**Required work:** Pick out and copy every line below that has the word "refuels".

**** Record excerpts

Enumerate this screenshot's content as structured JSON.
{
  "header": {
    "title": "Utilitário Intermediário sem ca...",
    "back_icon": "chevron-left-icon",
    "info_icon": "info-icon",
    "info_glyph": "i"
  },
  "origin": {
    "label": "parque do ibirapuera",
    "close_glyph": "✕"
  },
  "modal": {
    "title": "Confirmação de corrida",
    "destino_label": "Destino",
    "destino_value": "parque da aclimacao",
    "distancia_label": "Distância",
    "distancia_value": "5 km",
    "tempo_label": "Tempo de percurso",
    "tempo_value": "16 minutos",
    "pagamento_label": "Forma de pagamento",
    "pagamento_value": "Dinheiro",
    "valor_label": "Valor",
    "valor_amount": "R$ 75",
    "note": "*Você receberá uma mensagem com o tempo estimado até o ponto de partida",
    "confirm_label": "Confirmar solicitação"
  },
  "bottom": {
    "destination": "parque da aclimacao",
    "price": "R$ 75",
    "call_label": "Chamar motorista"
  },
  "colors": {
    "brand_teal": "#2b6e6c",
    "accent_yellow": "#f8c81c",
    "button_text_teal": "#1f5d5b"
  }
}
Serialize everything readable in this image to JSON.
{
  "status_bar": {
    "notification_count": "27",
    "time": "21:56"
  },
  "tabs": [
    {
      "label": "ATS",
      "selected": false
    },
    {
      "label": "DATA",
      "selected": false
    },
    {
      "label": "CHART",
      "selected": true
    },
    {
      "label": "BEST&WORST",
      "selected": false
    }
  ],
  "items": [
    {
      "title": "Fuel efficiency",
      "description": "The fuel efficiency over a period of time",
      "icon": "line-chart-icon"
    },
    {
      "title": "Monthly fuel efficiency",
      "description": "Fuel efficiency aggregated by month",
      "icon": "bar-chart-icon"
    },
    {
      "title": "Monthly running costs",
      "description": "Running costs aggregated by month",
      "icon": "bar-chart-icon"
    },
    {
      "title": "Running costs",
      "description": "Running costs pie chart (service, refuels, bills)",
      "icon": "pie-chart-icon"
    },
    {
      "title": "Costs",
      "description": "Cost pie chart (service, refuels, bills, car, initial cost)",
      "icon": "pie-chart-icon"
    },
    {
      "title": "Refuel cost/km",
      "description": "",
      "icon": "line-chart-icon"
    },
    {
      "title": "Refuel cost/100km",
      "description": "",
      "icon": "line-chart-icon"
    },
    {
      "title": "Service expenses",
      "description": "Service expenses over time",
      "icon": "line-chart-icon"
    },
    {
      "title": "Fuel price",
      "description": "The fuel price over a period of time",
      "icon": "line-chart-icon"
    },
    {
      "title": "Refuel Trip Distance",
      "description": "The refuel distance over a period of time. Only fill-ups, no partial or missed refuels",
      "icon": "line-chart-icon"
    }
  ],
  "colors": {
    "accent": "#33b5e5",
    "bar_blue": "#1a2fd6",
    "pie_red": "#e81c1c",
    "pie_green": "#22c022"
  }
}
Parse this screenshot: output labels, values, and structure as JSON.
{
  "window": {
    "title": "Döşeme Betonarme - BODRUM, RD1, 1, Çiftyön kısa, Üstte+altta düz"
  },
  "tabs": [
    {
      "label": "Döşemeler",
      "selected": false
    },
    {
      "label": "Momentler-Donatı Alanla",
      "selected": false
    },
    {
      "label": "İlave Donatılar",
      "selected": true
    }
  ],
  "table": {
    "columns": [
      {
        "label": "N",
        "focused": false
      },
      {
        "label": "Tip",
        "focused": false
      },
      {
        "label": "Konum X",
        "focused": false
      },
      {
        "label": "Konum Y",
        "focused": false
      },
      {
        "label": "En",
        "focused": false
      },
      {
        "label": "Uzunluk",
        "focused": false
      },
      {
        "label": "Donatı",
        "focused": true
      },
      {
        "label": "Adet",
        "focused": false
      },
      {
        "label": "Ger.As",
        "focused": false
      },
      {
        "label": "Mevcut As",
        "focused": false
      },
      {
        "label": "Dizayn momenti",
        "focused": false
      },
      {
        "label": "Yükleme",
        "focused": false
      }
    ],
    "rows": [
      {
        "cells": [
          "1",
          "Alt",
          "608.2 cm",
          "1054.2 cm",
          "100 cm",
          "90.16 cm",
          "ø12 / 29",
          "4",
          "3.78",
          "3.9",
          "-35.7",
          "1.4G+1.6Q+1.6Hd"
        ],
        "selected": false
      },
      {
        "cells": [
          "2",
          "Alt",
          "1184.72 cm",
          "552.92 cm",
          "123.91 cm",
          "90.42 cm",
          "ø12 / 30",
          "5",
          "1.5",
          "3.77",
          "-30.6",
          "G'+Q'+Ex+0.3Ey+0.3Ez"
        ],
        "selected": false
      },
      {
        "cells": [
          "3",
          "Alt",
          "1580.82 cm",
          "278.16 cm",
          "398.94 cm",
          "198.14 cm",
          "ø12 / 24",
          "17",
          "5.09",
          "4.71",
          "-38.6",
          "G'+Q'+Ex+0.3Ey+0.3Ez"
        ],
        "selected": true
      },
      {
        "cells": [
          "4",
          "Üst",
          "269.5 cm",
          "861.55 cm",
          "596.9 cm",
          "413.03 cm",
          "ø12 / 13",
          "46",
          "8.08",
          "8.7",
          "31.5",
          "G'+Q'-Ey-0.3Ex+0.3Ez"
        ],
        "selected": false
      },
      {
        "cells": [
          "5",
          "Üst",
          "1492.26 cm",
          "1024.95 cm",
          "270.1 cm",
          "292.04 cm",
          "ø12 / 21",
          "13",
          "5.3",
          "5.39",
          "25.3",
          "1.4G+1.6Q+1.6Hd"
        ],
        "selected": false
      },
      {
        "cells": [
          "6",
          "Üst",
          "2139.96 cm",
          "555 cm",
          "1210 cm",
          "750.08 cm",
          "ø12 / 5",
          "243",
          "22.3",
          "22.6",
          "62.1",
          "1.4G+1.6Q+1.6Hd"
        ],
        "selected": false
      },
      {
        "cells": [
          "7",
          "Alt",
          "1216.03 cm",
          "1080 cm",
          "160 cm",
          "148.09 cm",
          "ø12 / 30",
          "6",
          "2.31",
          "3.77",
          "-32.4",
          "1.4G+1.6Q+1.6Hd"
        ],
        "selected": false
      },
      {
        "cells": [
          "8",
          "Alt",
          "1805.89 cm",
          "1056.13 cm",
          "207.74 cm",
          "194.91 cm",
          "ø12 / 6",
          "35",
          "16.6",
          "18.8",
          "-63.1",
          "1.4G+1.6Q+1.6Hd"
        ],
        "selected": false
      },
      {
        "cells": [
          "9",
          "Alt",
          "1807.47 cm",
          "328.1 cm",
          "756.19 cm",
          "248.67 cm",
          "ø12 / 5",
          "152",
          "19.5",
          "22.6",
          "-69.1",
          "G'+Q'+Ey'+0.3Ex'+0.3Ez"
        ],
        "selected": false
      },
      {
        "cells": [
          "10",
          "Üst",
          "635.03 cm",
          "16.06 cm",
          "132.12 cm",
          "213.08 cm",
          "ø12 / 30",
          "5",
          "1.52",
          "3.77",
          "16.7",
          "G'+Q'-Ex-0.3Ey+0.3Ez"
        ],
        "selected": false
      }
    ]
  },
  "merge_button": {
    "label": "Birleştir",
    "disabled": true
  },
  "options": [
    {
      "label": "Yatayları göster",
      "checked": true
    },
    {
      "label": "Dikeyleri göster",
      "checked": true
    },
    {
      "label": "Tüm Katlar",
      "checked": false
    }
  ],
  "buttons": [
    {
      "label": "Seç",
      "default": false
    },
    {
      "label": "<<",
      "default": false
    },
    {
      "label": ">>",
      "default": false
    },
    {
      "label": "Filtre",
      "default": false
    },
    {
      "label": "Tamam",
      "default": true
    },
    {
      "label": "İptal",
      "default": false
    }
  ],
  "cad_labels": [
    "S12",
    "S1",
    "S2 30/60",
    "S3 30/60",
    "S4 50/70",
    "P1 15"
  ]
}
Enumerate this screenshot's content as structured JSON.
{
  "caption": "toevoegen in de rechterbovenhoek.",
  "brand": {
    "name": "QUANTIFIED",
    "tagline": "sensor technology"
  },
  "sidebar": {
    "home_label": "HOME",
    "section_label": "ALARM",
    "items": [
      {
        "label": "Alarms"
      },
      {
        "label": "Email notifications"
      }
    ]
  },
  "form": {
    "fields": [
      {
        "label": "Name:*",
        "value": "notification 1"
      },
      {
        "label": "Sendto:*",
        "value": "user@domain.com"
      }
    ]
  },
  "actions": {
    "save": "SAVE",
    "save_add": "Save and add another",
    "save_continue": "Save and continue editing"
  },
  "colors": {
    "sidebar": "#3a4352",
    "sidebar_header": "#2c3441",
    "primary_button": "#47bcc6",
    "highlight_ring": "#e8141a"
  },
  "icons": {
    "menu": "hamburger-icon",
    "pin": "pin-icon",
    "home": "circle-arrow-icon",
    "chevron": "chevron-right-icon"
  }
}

********

**Solution below:**
      "description": "Running costs pie chart (service, refuels, bills)",
      "description": "Cost pie chart (service, refuels, bills, car, initial cost)",
      "description": "The refuel distance over a period of time. Only fill-ups, no partial or missed refuels",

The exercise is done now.